### EXERCISE BRIEF
Gather the lines below that include the string "znaczeniu", copying each in full.

[Dataset entries]
------------------------------------

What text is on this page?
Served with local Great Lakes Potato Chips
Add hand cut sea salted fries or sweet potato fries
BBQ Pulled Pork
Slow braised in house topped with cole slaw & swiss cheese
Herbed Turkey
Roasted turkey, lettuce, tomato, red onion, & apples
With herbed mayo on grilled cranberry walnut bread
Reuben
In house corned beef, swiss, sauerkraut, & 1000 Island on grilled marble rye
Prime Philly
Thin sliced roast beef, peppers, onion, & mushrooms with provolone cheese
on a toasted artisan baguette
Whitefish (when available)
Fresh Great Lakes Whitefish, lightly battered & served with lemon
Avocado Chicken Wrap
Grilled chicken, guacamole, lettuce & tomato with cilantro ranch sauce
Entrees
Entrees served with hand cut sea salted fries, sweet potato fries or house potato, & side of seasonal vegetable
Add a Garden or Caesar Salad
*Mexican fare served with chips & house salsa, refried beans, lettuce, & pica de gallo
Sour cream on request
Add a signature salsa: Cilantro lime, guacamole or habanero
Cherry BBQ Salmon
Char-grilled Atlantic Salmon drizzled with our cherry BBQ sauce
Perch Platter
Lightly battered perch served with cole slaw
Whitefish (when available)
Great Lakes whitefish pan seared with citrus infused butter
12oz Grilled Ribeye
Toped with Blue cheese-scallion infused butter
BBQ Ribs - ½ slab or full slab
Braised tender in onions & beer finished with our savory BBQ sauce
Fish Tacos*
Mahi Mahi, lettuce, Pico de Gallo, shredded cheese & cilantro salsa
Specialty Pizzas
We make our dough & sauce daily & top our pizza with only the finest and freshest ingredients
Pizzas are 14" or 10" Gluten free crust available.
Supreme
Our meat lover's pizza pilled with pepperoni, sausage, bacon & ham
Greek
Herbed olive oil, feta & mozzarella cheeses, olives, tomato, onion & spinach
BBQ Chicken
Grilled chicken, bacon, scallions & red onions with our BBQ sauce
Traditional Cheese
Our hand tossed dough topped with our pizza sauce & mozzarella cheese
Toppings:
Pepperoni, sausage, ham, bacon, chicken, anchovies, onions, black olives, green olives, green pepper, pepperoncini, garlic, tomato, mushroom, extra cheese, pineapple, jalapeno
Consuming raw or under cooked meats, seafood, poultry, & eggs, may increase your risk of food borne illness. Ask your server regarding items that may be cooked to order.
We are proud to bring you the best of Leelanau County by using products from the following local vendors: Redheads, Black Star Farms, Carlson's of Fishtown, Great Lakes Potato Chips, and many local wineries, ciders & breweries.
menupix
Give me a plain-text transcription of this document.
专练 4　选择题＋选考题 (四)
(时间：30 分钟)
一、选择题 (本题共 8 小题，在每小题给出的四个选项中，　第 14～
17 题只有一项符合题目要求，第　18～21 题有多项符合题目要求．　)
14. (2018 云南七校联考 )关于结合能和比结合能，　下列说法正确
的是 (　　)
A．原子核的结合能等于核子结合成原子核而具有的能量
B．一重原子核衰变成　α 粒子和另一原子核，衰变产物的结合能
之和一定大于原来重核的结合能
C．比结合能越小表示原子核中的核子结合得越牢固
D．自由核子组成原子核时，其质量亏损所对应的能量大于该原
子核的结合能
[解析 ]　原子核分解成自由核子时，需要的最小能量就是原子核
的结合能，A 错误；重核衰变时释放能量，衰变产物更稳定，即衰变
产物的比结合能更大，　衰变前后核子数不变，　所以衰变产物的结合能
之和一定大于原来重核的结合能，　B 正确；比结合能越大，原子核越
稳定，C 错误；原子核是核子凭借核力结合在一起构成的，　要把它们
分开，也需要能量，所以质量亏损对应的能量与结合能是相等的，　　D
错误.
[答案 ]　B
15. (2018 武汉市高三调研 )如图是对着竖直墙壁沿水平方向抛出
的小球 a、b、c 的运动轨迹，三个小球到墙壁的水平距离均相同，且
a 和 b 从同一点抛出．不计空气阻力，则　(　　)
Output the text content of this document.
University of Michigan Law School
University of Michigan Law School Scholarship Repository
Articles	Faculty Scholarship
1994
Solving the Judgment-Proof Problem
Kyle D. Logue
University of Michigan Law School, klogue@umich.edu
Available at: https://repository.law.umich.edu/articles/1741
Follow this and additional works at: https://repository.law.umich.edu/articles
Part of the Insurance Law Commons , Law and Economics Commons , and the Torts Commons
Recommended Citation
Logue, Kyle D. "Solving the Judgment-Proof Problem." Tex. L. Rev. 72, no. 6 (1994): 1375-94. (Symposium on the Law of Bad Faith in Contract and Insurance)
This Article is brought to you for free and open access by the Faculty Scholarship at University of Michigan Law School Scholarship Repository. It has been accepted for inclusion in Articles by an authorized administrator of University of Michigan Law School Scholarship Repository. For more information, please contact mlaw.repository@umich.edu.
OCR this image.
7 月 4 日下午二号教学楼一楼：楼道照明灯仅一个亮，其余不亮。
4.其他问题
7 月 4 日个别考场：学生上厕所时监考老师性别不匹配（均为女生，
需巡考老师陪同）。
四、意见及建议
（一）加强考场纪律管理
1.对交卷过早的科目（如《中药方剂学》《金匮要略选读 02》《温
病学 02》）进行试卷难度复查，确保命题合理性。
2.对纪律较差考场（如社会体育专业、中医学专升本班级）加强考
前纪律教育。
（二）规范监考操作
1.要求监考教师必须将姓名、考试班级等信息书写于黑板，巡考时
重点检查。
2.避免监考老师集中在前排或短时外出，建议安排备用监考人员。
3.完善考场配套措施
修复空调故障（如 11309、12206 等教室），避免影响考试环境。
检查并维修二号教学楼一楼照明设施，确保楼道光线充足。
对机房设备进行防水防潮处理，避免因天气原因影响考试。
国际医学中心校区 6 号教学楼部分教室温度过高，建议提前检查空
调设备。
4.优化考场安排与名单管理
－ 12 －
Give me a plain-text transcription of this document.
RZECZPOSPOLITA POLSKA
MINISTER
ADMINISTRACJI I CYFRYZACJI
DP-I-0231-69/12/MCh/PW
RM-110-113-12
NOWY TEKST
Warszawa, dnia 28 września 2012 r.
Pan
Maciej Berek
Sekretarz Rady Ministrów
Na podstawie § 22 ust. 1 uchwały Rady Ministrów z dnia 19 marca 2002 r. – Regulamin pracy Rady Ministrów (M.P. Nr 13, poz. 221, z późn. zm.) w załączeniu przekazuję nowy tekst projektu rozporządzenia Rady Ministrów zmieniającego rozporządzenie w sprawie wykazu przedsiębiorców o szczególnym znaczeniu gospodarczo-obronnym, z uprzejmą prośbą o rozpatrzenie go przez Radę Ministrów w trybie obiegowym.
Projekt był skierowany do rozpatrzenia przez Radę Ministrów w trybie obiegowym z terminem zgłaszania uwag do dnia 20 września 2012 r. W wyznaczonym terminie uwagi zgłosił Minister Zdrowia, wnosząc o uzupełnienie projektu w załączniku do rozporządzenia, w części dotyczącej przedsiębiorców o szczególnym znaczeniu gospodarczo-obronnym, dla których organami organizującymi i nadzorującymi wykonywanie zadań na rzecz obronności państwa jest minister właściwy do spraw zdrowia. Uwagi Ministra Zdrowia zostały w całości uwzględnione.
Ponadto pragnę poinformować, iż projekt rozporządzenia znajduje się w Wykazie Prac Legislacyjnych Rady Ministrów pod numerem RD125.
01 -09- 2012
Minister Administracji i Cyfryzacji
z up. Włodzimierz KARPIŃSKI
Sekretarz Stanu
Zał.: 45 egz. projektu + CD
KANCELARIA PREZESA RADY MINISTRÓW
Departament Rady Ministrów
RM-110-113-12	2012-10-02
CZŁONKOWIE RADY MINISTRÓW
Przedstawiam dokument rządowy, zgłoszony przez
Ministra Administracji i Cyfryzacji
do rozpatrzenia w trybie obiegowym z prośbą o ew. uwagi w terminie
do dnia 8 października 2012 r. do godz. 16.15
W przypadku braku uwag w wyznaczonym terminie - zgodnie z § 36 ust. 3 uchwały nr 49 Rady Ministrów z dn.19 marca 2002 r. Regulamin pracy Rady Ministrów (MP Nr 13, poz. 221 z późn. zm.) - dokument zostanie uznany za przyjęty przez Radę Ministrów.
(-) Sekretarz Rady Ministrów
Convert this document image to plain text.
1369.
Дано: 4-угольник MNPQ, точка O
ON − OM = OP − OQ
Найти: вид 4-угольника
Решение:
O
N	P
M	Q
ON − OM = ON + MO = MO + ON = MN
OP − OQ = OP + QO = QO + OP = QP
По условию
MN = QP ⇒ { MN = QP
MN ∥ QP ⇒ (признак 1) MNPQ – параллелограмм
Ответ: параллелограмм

------------------------------------

### OUTPUT FOR THIS TASK
Na podstawie § 22 ust. 1 uchwały Rady Ministrów z dnia 19 marca 2002 r. – Regulamin pracy Rady Ministrów (M.P. Nr 13, poz. 221, z późn. zm.) w załączeniu przekazuję nowy tekst projektu rozporządzenia Rady Ministrów zmieniającego rozporządzenie w sprawie wykazu przedsiębiorców o szczególnym znaczeniu gospodarczo-obronnym, z uprzejmą prośbą o rozpatrzenie go przez Radę Ministrów w trybie obiegowym.
Projekt był skierowany do rozpatrzenia przez Radę Ministrów w trybie obiegowym z terminem zgłaszania uwag do dnia 20 września 2012 r. W wyznaczonym terminie uwagi zgłosił Minister Zdrowia, wnosząc o uzupełnienie projektu w załączniku do rozporządzenia, w części dotyczącej przedsiębiorców o szczególnym znaczeniu gospodarczo-obronnym, dla których organami organizującymi i nadzorującymi wykonywanie zadań na rzecz obronności państwa jest minister właściwy do spraw zdrowia. Uwagi Ministra Zdrowia zostały w całości uwzględnione.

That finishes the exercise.